(MATERIAL TO PROCESS):

________________________

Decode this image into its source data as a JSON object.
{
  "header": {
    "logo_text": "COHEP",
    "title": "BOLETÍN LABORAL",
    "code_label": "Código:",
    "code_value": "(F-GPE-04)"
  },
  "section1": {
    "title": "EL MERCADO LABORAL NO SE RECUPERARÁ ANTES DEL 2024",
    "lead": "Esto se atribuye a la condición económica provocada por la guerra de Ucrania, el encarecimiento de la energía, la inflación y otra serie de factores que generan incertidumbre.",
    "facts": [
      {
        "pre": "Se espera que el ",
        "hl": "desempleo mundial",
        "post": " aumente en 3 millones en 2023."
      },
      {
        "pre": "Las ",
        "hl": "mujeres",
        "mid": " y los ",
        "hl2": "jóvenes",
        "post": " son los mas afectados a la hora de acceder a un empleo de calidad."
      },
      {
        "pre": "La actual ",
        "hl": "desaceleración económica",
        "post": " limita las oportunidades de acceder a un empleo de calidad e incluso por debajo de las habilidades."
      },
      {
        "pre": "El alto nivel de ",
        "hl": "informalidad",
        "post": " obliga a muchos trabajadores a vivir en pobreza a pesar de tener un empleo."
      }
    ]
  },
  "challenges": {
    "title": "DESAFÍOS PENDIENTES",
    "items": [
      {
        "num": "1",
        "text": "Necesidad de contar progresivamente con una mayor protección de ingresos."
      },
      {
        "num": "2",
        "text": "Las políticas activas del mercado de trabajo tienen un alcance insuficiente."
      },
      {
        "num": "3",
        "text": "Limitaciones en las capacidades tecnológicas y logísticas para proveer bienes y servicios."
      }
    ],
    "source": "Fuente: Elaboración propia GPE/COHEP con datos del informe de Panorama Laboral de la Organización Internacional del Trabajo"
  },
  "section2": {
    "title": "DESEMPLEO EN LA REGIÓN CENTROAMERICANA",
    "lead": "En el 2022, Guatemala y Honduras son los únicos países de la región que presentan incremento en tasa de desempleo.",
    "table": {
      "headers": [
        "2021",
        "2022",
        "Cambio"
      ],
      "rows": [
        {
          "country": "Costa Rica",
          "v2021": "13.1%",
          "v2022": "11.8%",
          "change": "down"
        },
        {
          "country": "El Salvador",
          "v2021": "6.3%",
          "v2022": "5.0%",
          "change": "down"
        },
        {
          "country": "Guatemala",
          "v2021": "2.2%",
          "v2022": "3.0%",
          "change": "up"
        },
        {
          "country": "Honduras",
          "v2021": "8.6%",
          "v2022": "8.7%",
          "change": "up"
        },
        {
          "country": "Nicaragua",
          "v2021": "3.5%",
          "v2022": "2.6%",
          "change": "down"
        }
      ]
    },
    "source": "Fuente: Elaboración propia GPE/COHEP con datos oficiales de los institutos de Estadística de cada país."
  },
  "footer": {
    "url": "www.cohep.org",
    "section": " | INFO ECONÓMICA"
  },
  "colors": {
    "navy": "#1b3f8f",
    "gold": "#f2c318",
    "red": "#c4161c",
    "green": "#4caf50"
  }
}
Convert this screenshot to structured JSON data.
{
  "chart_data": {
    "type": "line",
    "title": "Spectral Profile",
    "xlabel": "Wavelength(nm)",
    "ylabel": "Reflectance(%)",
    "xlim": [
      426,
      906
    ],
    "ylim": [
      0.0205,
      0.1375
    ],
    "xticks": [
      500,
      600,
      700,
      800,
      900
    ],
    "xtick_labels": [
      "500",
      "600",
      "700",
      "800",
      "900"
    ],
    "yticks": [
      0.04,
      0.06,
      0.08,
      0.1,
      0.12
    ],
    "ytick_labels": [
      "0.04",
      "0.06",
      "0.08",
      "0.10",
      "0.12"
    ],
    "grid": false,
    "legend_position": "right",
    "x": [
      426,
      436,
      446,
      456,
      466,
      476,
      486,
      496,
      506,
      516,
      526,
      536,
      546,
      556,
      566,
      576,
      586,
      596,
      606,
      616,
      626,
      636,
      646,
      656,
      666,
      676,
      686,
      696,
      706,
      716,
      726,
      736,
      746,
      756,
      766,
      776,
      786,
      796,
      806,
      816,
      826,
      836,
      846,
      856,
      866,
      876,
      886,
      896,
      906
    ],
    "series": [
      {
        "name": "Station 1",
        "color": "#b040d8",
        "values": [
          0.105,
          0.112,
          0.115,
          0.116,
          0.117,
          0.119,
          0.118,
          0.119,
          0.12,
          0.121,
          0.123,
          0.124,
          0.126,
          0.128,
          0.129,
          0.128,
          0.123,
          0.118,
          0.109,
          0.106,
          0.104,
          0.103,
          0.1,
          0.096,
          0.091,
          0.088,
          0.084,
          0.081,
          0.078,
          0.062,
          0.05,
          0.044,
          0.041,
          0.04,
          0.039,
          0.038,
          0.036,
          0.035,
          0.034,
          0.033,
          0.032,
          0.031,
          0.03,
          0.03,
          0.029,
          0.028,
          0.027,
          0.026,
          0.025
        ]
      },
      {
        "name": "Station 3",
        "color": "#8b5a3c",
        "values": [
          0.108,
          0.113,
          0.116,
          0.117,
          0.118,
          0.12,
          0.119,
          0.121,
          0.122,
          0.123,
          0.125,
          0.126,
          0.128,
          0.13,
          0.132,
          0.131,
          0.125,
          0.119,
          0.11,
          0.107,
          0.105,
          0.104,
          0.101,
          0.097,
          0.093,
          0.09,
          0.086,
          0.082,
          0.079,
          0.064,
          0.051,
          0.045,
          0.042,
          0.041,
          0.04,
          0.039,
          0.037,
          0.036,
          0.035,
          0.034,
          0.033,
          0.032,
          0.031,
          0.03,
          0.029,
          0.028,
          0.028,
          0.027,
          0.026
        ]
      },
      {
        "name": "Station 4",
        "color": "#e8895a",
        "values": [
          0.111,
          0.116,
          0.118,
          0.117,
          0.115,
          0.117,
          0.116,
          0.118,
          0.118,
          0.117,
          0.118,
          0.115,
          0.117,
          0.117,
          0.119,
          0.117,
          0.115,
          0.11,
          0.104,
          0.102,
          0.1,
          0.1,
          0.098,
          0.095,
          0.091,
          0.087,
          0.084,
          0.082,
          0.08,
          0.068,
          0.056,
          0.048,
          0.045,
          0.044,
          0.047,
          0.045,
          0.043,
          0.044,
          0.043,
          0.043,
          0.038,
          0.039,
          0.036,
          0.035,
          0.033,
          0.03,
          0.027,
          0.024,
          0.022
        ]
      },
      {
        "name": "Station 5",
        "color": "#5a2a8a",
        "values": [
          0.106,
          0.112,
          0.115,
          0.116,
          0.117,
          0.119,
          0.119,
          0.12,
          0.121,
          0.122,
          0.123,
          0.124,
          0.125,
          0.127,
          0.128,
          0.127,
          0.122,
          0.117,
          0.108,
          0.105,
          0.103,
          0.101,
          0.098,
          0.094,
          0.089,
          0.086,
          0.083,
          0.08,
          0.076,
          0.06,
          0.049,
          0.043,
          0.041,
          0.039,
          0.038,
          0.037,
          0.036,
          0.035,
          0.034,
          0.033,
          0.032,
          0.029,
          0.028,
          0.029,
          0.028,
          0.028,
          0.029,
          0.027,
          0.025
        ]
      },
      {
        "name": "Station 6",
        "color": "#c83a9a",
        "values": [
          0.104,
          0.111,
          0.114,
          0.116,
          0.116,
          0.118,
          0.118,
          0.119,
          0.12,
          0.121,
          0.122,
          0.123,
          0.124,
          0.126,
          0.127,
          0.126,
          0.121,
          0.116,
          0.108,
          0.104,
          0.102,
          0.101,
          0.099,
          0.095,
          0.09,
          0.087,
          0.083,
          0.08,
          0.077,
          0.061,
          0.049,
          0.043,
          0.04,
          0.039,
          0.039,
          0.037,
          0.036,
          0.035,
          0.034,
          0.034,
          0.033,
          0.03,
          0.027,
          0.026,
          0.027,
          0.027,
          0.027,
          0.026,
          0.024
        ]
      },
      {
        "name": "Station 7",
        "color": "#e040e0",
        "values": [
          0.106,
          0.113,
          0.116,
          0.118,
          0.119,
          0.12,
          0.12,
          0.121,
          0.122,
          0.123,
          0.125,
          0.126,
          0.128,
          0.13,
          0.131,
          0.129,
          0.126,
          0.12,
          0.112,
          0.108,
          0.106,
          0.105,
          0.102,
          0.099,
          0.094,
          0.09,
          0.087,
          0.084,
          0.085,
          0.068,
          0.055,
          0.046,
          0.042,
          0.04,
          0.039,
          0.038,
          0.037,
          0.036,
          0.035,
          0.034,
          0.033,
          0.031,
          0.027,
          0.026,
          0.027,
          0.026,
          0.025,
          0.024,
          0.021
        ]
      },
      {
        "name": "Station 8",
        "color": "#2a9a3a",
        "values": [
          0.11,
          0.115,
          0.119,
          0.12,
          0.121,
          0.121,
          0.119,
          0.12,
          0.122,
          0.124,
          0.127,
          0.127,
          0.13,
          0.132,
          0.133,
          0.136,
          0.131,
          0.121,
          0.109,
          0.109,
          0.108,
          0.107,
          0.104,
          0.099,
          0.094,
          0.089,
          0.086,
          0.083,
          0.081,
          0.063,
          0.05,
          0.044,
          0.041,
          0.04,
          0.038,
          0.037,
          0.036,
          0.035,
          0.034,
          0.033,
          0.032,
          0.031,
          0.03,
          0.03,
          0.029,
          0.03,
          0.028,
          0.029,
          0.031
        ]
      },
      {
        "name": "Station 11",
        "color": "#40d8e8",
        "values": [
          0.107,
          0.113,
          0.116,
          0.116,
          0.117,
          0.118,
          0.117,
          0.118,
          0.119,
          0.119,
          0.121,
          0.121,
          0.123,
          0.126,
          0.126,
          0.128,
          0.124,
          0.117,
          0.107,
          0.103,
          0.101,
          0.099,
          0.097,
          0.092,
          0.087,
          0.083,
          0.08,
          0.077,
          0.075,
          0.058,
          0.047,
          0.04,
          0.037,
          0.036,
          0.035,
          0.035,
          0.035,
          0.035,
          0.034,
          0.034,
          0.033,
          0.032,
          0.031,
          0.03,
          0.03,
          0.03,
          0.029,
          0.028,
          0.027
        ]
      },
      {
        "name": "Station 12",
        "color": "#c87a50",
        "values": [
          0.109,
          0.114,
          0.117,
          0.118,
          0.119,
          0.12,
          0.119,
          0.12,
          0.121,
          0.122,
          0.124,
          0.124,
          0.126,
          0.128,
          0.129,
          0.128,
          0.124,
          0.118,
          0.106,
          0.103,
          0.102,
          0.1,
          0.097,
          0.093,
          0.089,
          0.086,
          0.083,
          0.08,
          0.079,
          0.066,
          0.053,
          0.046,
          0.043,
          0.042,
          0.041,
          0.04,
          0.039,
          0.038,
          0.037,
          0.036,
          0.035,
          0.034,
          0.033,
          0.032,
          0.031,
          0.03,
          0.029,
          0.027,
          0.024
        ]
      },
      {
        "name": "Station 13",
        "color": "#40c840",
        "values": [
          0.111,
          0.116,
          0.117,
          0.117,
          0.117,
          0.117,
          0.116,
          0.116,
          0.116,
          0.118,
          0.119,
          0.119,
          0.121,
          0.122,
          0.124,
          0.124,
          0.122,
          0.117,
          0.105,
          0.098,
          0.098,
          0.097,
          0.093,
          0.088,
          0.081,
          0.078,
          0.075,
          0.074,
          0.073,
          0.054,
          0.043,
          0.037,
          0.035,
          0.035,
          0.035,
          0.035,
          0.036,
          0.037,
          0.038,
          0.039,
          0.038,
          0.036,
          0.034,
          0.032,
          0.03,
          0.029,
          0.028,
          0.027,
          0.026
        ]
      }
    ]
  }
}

________________________

Review the preceding data and report every line that includes the string "Honduras".

(SOLUTION TO THIS PROBLEM):
    "lead": "En el 2022, Guatemala y Honduras son los únicos países de la región que presentan incremento en tasa de desempleo.",
          "country": "Honduras",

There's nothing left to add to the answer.